┌──

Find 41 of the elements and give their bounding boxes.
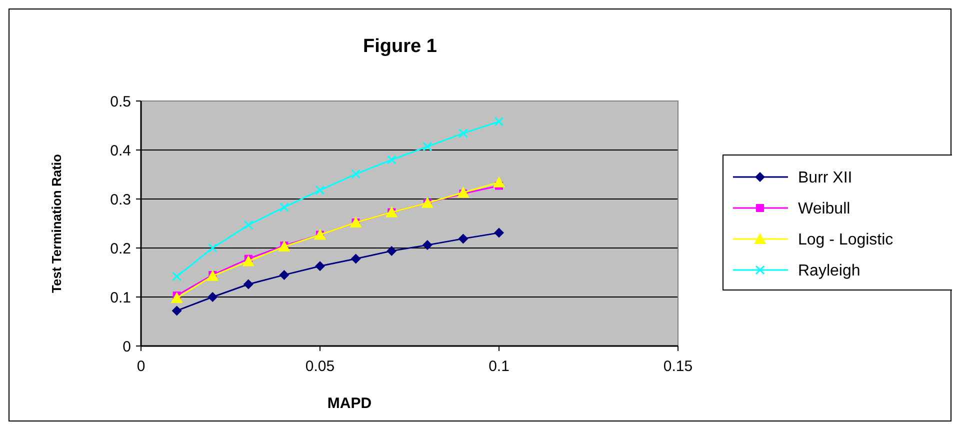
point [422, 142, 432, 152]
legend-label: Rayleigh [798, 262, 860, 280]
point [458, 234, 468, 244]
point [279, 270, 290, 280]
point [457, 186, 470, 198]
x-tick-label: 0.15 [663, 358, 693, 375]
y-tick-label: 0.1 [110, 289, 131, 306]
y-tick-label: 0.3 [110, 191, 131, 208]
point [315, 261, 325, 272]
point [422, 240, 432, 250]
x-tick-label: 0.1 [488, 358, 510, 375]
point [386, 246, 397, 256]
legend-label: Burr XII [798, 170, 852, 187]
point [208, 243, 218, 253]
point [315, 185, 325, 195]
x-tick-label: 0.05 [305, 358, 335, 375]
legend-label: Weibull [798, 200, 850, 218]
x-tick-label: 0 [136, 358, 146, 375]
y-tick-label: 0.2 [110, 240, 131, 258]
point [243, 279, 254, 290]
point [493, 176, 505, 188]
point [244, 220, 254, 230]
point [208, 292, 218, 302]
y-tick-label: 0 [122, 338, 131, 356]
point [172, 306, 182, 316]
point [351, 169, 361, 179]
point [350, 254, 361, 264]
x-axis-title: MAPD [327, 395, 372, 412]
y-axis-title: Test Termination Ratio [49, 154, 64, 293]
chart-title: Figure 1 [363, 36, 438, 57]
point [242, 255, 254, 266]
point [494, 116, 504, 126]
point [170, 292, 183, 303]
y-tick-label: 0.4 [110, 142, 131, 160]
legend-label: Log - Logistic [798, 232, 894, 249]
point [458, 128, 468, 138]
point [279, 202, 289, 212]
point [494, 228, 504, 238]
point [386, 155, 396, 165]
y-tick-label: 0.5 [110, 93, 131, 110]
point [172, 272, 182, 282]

└──

Objective >> Copy out every line of the material above word for word, leaving out the picture.

Worked answer >>
Find 41 of the elements and give their bounding boxes.
point [422, 142, 432, 152]
legend-label: Rayleigh [798, 262, 860, 280]
point [458, 234, 468, 244]
point [279, 270, 290, 280]
point [457, 186, 470, 198]
x-tick-label: 0.15 [663, 358, 693, 375]
y-tick-label: 0.1 [110, 289, 131, 306]
y-tick-label: 0.3 [110, 191, 131, 208]
point [315, 261, 325, 272]
point [422, 240, 432, 250]
x-tick-label: 0.1 [488, 358, 510, 375]
point [386, 246, 397, 256]
legend-label: Burr XII [798, 170, 852, 187]
point [208, 243, 218, 253]
point [315, 185, 325, 195]
x-tick-label: 0.05 [305, 358, 335, 375]
legend-label: Weibull [798, 200, 850, 218]
x-tick-label: 0 [136, 358, 146, 375]
y-tick-label: 0.2 [110, 240, 131, 258]
point [243, 279, 254, 290]
point [493, 176, 505, 188]
point [244, 220, 254, 230]
point [208, 292, 218, 302]
y-tick-label: 0 [122, 338, 131, 356]
point [172, 306, 182, 316]
point [351, 169, 361, 179]
point [350, 254, 361, 264]
x-axis-title: MAPD [327, 395, 372, 412]
y-axis-title: Test Termination Ratio [49, 154, 64, 293]
chart-title: Figure 1 [363, 36, 438, 57]
point [242, 255, 254, 266]
point [494, 116, 504, 126]
point [170, 292, 183, 303]
y-tick-label: 0.4 [110, 142, 131, 160]
legend-label: Log - Logistic [798, 232, 894, 249]
point [458, 128, 468, 138]
point [279, 202, 289, 212]
point [494, 228, 504, 238]
point [386, 155, 396, 165]
y-tick-label: 0.5 [110, 93, 131, 110]
point [172, 272, 182, 282]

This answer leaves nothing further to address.